#### Given task:
Each line containing the word "name" needs to be copied.

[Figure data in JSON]
== == ==

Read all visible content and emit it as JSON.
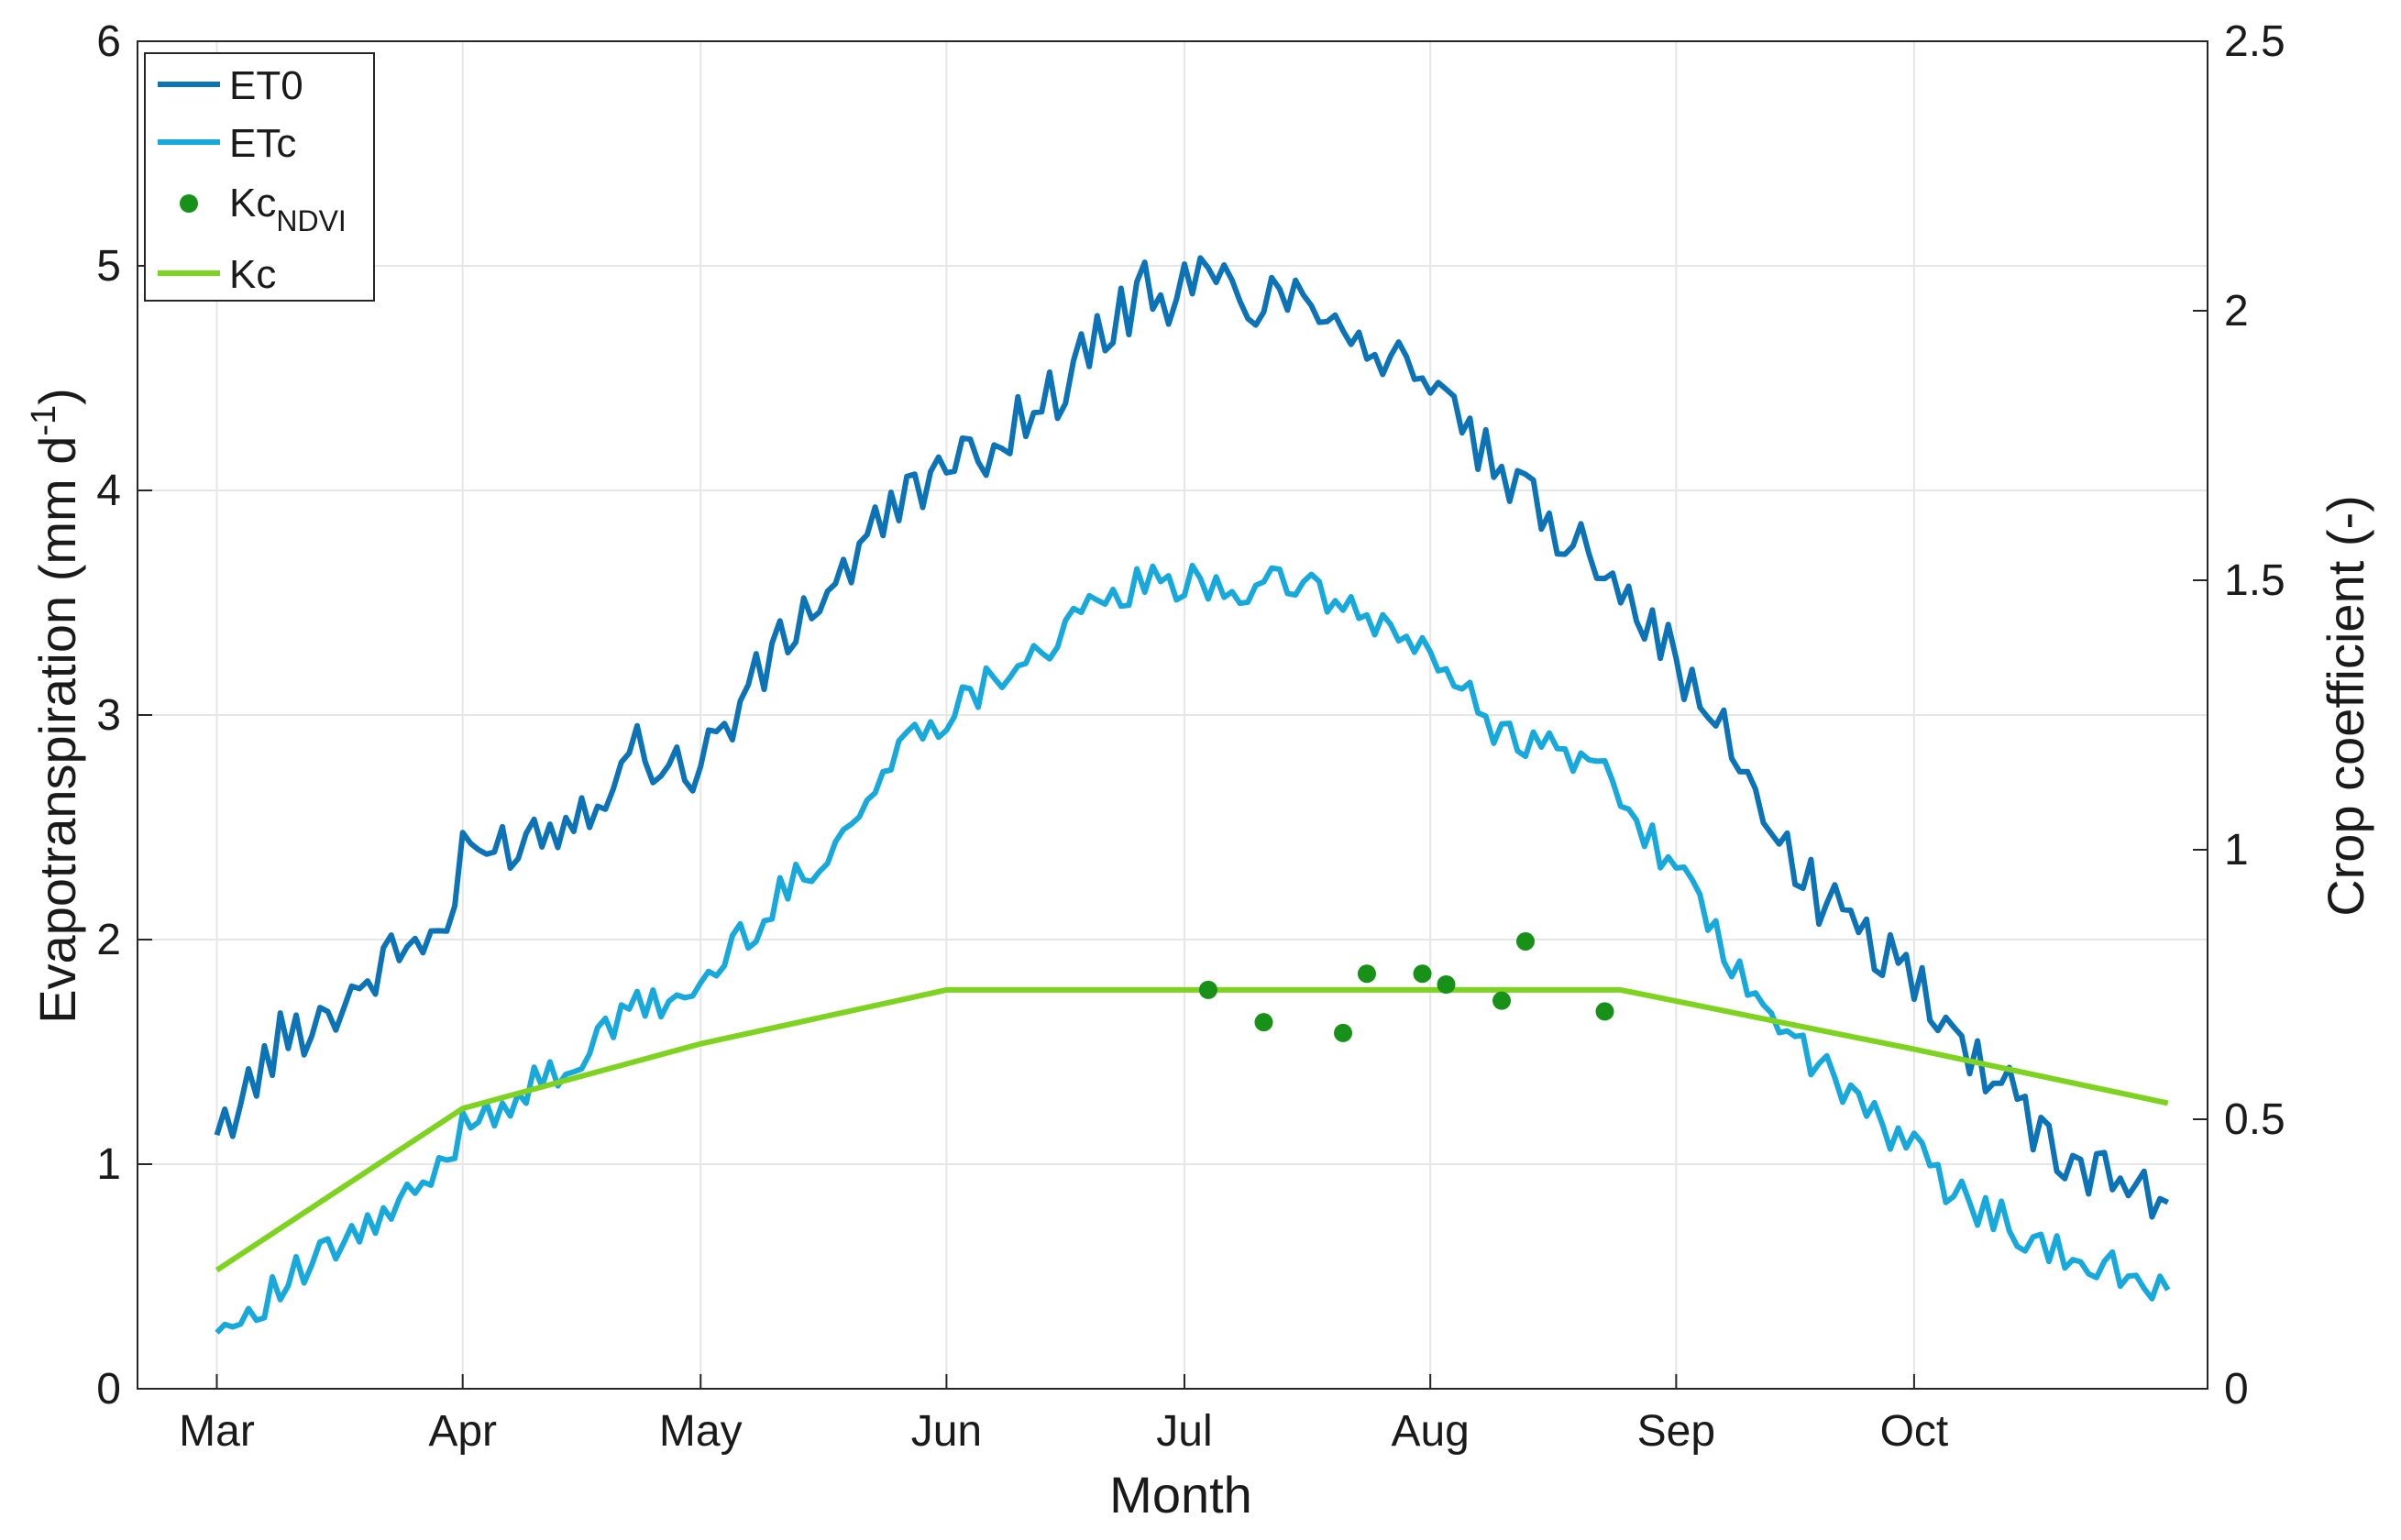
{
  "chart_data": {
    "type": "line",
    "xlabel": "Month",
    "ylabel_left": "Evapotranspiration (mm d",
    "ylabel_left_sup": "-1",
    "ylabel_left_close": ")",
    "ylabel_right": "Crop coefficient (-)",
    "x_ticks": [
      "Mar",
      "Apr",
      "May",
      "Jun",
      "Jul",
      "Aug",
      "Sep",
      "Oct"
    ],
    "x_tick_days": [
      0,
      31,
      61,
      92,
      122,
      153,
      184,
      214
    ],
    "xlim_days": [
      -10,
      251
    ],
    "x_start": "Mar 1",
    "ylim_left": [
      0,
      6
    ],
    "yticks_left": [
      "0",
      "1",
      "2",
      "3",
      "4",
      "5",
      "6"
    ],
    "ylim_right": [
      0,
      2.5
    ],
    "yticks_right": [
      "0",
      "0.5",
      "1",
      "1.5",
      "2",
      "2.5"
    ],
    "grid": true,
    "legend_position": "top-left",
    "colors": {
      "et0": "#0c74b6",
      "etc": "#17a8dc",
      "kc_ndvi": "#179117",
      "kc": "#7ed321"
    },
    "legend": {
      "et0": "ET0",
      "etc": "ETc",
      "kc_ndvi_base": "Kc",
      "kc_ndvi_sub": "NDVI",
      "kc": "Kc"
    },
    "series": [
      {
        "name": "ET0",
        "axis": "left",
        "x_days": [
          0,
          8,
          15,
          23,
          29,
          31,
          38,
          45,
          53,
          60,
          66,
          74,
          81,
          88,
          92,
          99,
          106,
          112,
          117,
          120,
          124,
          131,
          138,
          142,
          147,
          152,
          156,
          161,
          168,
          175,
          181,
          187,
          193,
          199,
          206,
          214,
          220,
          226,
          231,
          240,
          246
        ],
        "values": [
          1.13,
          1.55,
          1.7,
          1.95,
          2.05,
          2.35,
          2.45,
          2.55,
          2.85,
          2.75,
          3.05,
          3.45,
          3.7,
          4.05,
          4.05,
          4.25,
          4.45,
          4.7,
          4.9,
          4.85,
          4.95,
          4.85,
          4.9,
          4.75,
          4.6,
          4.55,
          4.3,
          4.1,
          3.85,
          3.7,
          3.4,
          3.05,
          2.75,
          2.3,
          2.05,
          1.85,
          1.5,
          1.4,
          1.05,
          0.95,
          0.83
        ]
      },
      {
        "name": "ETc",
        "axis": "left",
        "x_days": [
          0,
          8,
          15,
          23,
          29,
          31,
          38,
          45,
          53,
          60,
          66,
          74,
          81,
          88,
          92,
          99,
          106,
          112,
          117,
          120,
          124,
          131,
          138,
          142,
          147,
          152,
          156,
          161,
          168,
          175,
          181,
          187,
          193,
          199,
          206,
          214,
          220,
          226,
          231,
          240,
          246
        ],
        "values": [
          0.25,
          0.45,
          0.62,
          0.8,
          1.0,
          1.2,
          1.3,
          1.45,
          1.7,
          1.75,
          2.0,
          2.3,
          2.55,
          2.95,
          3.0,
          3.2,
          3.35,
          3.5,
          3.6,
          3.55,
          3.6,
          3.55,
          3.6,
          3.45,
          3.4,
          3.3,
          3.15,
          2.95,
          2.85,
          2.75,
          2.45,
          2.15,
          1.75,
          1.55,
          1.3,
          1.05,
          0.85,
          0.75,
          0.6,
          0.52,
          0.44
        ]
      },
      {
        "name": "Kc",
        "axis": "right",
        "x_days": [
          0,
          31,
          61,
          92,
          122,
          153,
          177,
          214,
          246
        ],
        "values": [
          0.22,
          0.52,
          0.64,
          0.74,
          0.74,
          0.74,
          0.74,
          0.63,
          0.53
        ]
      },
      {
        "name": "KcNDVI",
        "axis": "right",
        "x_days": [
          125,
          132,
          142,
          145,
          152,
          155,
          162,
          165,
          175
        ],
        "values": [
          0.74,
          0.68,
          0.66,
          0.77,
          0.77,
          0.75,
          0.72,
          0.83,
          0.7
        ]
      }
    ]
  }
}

== == ==

#### Completed exercise:
        "name": "ET0",
        "name": "ETc",
        "name": "Kc",
        "name": "KcNDVI",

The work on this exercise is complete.